== Required action ==
Search the records that follow and extract every line containing the string "free".

(Records from a dataset)
————
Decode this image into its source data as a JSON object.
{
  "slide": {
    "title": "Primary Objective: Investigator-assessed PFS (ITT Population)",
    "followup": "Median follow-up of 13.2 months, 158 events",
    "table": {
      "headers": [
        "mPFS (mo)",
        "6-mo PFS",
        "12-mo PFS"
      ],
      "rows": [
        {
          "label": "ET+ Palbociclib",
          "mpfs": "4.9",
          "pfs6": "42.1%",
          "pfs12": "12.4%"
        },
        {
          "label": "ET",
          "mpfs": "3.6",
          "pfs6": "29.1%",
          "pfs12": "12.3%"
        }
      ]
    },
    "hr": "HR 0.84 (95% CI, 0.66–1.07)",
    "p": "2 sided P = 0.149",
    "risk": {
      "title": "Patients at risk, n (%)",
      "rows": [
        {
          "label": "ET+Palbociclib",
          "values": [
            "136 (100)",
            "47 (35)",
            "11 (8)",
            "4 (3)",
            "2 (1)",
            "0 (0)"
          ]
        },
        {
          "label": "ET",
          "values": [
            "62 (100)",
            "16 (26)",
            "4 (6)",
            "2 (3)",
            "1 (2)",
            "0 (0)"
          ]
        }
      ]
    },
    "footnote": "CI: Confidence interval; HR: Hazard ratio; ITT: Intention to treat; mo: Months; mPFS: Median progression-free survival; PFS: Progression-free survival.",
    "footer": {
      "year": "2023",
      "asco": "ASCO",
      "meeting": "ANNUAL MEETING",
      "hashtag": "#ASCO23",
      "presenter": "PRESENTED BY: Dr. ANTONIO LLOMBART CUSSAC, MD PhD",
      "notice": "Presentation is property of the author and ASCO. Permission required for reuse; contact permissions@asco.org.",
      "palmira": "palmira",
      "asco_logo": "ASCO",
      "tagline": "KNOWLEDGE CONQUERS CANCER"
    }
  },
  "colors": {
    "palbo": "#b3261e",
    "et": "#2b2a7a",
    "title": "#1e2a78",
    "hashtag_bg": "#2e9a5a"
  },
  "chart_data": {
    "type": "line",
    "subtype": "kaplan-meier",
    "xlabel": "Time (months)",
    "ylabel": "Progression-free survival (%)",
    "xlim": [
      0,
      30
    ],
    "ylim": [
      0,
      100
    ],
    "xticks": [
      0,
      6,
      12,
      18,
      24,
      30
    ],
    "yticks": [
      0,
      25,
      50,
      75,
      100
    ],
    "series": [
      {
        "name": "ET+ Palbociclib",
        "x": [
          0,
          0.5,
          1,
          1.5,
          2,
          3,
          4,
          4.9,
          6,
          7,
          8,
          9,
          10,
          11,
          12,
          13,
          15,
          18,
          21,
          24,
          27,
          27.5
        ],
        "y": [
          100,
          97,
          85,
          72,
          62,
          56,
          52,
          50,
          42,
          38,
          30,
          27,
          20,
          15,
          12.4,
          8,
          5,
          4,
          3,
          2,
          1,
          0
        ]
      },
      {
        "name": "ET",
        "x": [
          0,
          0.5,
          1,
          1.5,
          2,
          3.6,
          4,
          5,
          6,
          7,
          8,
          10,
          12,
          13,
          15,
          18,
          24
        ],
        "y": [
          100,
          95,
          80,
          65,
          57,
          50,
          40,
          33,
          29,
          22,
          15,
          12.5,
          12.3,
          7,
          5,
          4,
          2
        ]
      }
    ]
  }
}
————
== Expected output ==
    "footnote": "CI: Confidence interval; HR: Hazard ratio; ITT: Intention to treat; mo: Months; mPFS: Median progression-free survival; PFS: Progression-free survival.",
    "ylabel": "Progression-free survival (%)",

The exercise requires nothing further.